• [WHAT THE TASK REQUIRES] Only the pictures are omitted; repeat all other data exactly.

• [INFORMATION GIVEN]
Start
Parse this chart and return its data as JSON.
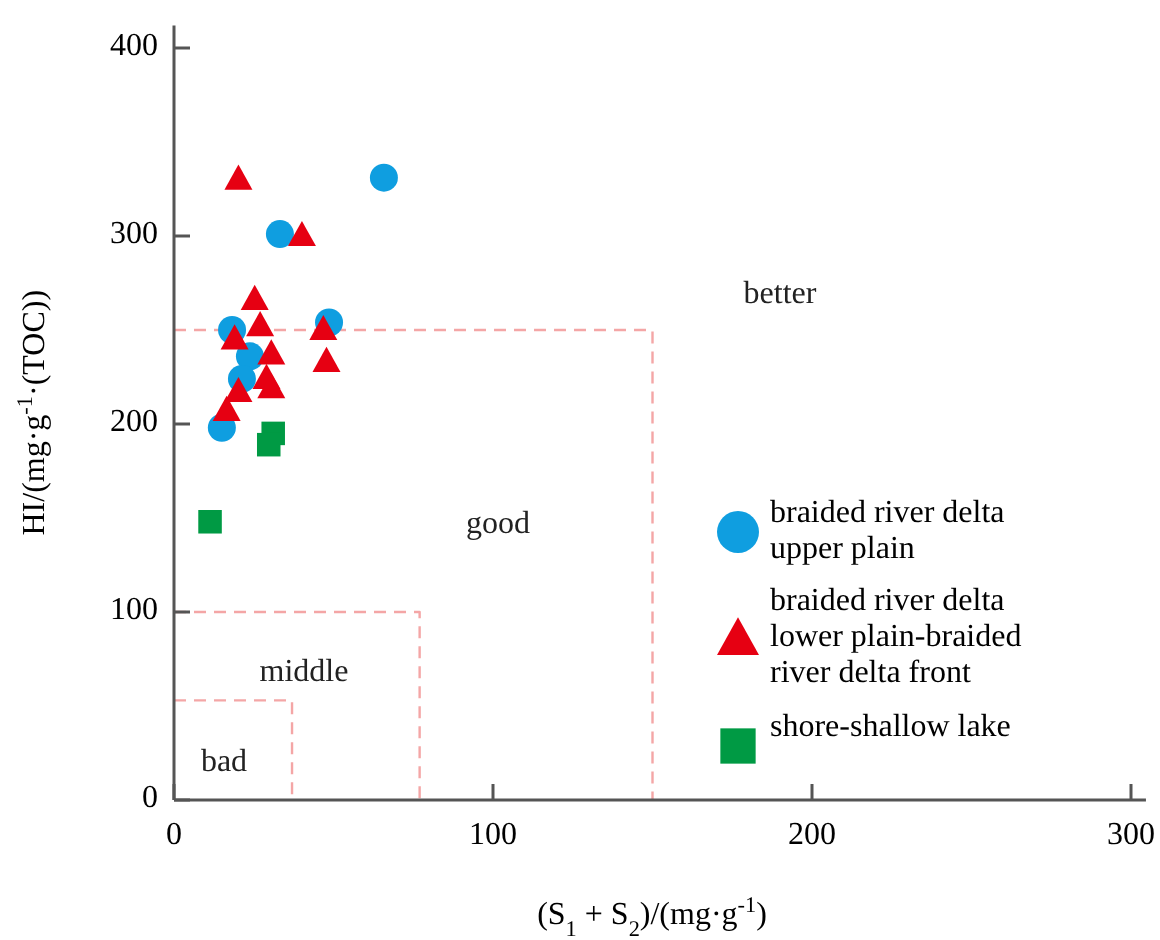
{
  "chart_data": {
    "type": "scatter",
    "xlabel": "(S$_{1}$ + S$_{2}$)/(mg·g$^{-1}$)",
    "ylabel": "HI/(mg·g$^{-1}$·(TOC))",
    "xlim": [
      0,
      305
    ],
    "ylim": [
      0,
      412
    ],
    "xticks": [
      0,
      100,
      200,
      300
    ],
    "yticks": [
      0,
      100,
      200,
      300,
      400
    ],
    "grid": false,
    "legend": "right",
    "series": [
      {
        "name": "braided river delta upper plain",
        "color": "#0f9ee0",
        "marker": "circle",
        "x": [
          65.8,
          33.2,
          18.2,
          48.6,
          23.8,
          21.3,
          15
        ],
        "values": [
          331,
          301,
          250,
          254,
          236,
          224,
          198
        ]
      },
      {
        "name": "braided river delta lower plain-braided river delta front",
        "color": "#e60012",
        "marker": "triangle",
        "x": [
          20.2,
          40.1,
          25.3,
          27,
          19,
          46.8,
          30.5,
          47.8,
          29,
          30.5,
          20.2,
          16.5
        ],
        "values": [
          330,
          300,
          266,
          252,
          245,
          250,
          237,
          233,
          224,
          219,
          217,
          207
        ]
      },
      {
        "name": "shore-shallow lake",
        "color": "#009a44",
        "marker": "square",
        "x": [
          31.1,
          29.7,
          11.3
        ],
        "values": [
          195,
          189,
          148
        ]
      },
      {
        "type": "line",
        "color": "#f4a6a6",
        "line_style": "dashed",
        "marker": "none",
        "x": [
          0,
          150,
          150
        ],
        "values": [
          250,
          250,
          0
        ]
      },
      {
        "type": "line",
        "color": "#f4a6a6",
        "line_style": "dashed",
        "marker": "none",
        "x": [
          0,
          77,
          77
        ],
        "values": [
          100,
          100,
          0
        ]
      },
      {
        "type": "line",
        "color": "#f4a6a6",
        "line_style": "dashed",
        "marker": "none",
        "x": [
          0,
          37,
          37
        ],
        "values": [
          53,
          53,
          0
        ]
      }
    ],
    "annotations": [
      "better",
      "good",
      "middle",
      "bad"
    ]
  }
}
End
• [FINAL ANSWER]
Parse this chart and return its data as JSON.
{
  "chart_data": {
    "type": "scatter",
    "xlabel": "(S$_{1}$ + S$_{2}$)/(mg·g$^{-1}$)",
    "ylabel": "HI/(mg·g$^{-1}$·(TOC))",
    "xlim": [
      0,
      305
    ],
    "ylim": [
      0,
      412
    ],
    "xticks": [
      0,
      100,
      200,
      300
    ],
    "yticks": [
      0,
      100,
      200,
      300,
      400
    ],
    "grid": false,
    "legend": "right",
    "series": [
      {
        "name": "braided river delta upper plain",
        "color": "#0f9ee0",
        "marker": "circle",
        "x": [
          65.8,
          33.2,
          18.2,
          48.6,
          23.8,
          21.3,
          15
        ],
        "values": [
          331,
          301,
          250,
          254,
          236,
          224,
          198
        ]
      },
      {
        "name": "braided river delta lower plain-braided river delta front",
        "color": "#e60012",
        "marker": "triangle",
        "x": [
          20.2,
          40.1,
          25.3,
          27,
          19,
          46.8,
          30.5,
          47.8,
          29,
          30.5,
          20.2,
          16.5
        ],
        "values": [
          330,
          300,
          266,
          252,
          245,
          250,
          237,
          233,
          224,
          219,
          217,
          207
        ]
      },
      {
        "name": "shore-shallow lake",
        "color": "#009a44",
        "marker": "square",
        "x": [
          31.1,
          29.7,
          11.3
        ],
        "values": [
          195,
          189,
          148
        ]
      },
      {
        "type": "line",
        "color": "#f4a6a6",
        "line_style": "dashed",
        "marker": "none",
        "x": [
          0,
          150,
          150
        ],
        "values": [
          250,
          250,
          0
        ]
      },
      {
        "type": "line",
        "color": "#f4a6a6",
        "line_style": "dashed",
        "marker": "none",
        "x": [
          0,
          77,
          77
        ],
        "values": [
          100,
          100,
          0
        ]
      },
      {
        "type": "line",
        "color": "#f4a6a6",
        "line_style": "dashed",
        "marker": "none",
        "x": [
          0,
          37,
          37
        ],
        "values": [
          53,
          53,
          0
        ]
      }
    ],
    "annotations": [
      "better",
      "good",
      "middle",
      "bad"
    ]
  }
}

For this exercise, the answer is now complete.